*GIVEN RECORDS:*
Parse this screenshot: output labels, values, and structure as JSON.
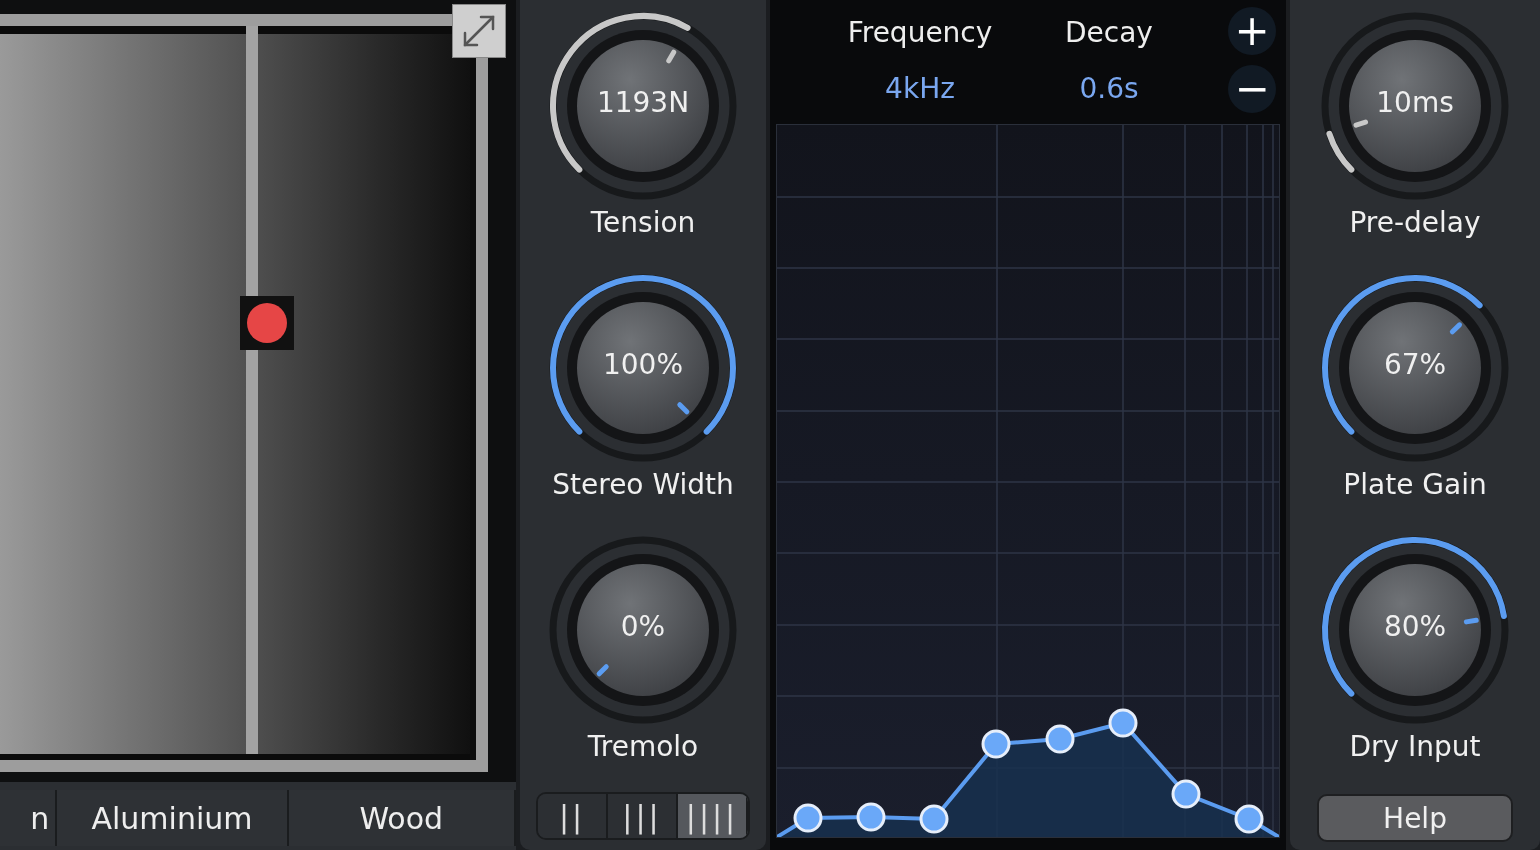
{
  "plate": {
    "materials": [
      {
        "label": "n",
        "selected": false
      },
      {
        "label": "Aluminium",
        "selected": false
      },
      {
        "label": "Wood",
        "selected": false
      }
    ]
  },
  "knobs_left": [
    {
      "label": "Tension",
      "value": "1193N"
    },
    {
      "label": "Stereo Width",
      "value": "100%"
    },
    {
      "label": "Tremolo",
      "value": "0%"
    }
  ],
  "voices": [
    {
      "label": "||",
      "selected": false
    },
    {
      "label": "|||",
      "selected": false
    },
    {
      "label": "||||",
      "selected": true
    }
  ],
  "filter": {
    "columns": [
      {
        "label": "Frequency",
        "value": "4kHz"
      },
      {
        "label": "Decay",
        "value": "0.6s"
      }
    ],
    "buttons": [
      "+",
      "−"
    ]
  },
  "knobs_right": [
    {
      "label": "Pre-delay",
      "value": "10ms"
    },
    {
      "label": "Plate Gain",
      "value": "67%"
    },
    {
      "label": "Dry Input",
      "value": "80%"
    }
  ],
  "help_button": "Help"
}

*TASK GOAL:* Copy the material above exactly and drop the pictures.

*ANSWER TO THIS EXERCISE:*
Parse this screenshot: output labels, values, and structure as JSON.
{
  "plate": {
    "materials": [
      {
        "label": "n",
        "selected": false
      },
      {
        "label": "Aluminium",
        "selected": false
      },
      {
        "label": "Wood",
        "selected": false
      }
    ]
  },
  "knobs_left": [
    {
      "label": "Tension",
      "value": "1193N"
    },
    {
      "label": "Stereo Width",
      "value": "100%"
    },
    {
      "label": "Tremolo",
      "value": "0%"
    }
  ],
  "voices": [
    {
      "label": "||",
      "selected": false
    },
    {
      "label": "|||",
      "selected": false
    },
    {
      "label": "||||",
      "selected": true
    }
  ],
  "filter": {
    "columns": [
      {
        "label": "Frequency",
        "value": "4kHz"
      },
      {
        "label": "Decay",
        "value": "0.6s"
      }
    ],
    "buttons": [
      "+",
      "−"
    ]
  },
  "knobs_right": [
    {
      "label": "Pre-delay",
      "value": "10ms"
    },
    {
      "label": "Plate Gain",
      "value": "67%"
    },
    {
      "label": "Dry Input",
      "value": "80%"
    }
  ],
  "help_button": "Help"
}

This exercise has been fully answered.